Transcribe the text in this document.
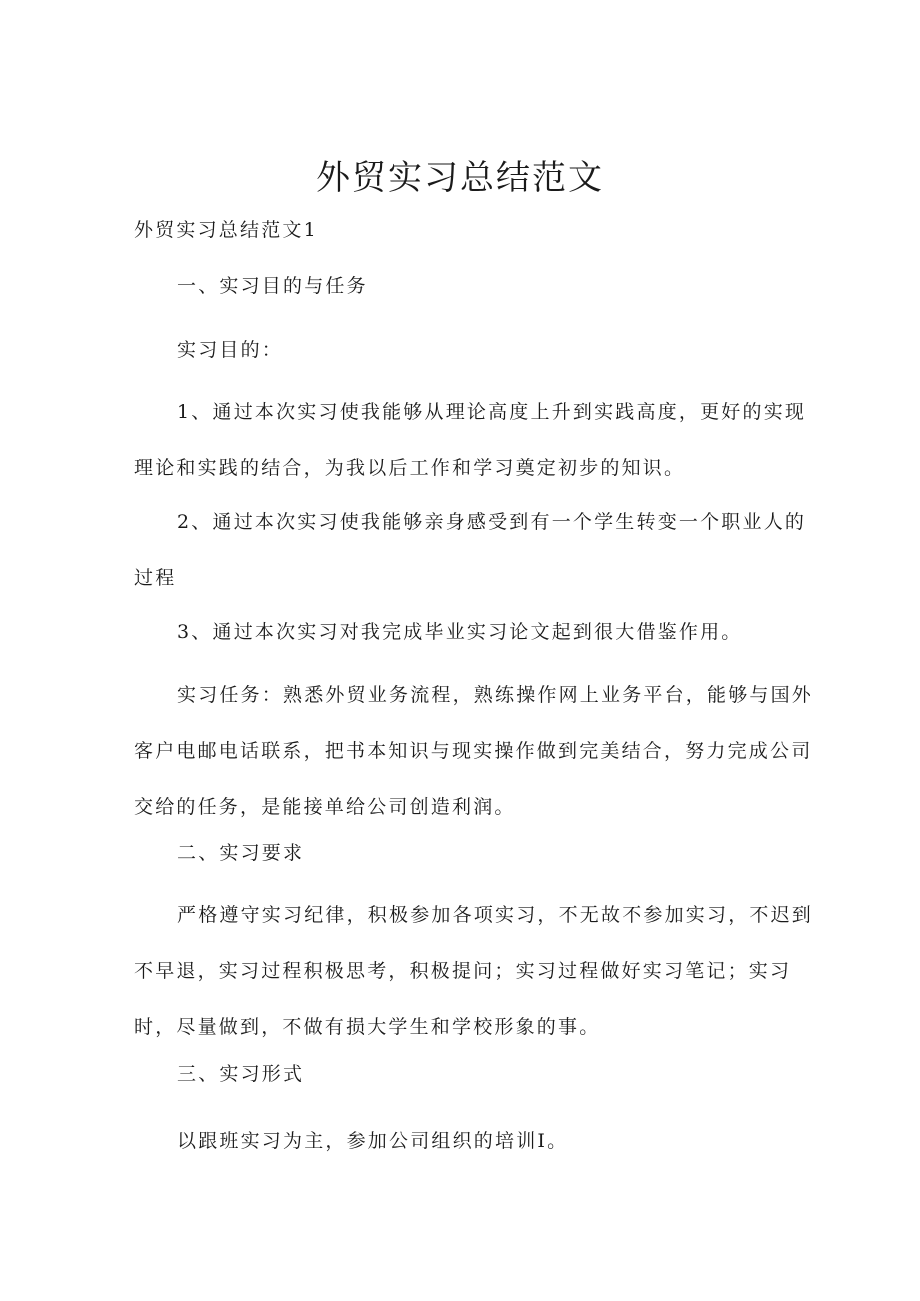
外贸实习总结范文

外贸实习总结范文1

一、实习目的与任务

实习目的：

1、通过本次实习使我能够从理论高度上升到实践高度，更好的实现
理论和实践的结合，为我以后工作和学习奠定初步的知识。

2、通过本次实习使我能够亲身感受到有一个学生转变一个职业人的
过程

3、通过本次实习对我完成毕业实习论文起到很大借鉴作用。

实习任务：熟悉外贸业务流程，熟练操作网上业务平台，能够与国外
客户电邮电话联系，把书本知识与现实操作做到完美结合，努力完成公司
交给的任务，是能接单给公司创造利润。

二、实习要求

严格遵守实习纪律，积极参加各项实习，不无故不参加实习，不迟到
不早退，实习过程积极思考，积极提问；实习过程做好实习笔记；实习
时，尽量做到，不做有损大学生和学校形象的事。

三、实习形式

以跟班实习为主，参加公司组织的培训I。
---
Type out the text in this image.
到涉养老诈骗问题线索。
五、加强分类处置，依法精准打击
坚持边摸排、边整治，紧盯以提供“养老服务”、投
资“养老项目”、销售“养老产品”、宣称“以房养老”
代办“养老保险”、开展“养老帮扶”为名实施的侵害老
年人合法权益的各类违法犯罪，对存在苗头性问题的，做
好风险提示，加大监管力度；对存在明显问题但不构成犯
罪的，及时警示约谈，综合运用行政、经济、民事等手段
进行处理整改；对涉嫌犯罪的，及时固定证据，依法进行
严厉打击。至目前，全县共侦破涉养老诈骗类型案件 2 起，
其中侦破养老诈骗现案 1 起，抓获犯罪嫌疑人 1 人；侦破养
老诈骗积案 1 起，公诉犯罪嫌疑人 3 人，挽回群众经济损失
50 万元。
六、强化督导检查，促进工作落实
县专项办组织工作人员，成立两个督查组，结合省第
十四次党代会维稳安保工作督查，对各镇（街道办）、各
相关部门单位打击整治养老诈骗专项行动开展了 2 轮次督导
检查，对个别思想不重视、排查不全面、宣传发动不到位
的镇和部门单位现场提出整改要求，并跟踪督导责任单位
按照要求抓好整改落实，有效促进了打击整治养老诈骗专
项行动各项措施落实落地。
...
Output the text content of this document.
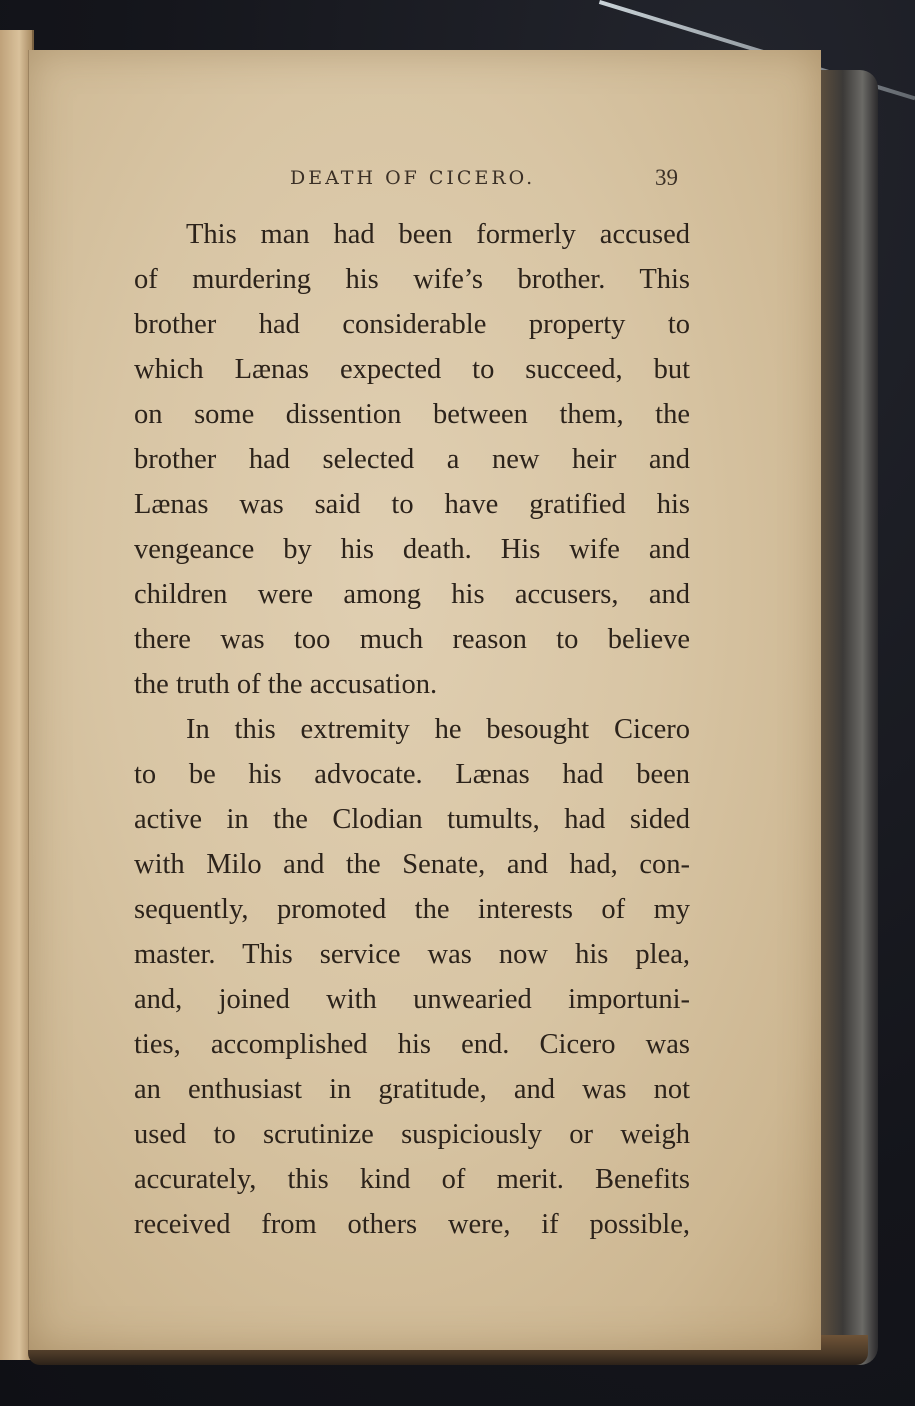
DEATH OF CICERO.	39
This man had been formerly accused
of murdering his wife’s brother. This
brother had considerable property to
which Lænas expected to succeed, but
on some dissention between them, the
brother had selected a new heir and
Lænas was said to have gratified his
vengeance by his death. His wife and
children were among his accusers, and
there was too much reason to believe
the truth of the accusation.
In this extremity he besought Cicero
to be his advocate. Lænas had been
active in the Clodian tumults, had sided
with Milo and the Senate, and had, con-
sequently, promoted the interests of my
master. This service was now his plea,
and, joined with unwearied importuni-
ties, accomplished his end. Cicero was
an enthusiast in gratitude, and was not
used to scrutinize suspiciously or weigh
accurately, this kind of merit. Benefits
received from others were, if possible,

## INSTRUCTION:
Report only a number: how many lines in the material above contain the string "with".

## RESULT OF THIS EXERCISE:
2